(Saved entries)
>> Start

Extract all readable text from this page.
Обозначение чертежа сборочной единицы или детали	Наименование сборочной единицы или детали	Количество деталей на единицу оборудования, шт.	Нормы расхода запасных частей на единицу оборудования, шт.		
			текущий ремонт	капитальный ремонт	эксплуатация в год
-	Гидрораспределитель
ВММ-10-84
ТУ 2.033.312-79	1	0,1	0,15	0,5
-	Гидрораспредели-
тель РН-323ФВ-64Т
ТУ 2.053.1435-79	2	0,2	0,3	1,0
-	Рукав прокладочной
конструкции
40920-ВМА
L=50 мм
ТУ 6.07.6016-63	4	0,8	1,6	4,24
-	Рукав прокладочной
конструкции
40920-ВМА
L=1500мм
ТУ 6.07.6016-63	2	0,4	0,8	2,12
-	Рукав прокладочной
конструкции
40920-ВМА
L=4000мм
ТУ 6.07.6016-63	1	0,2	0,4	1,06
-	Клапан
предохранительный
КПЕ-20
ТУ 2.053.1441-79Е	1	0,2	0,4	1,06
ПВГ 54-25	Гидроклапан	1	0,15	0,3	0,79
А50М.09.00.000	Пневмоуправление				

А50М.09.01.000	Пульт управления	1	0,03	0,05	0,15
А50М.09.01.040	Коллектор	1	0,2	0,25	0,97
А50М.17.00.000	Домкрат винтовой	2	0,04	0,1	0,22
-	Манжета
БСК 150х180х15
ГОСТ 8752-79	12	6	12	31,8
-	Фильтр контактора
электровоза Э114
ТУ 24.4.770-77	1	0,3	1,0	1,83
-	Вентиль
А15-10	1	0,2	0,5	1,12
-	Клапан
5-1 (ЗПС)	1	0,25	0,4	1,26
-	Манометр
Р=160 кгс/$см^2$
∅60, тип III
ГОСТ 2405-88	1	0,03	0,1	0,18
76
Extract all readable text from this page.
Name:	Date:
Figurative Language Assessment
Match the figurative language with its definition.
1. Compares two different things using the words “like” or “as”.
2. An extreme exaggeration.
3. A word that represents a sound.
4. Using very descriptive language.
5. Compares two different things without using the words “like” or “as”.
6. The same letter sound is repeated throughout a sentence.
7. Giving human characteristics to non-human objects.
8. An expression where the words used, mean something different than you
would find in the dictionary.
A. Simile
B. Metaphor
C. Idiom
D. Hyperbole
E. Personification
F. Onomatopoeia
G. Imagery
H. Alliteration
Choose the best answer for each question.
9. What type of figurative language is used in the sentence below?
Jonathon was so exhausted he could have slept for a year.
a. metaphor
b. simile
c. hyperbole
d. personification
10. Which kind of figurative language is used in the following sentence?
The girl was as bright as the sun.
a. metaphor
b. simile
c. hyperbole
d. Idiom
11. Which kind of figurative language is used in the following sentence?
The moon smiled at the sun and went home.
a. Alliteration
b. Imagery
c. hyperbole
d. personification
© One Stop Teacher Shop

>> End

## [Required work]
In the entries above, find each line with the word "kind" and copy it.

## [Completed exercise]
10. Which kind of figurative language is used in the following sentence?
11. Which kind of figurative language is used in the following sentence?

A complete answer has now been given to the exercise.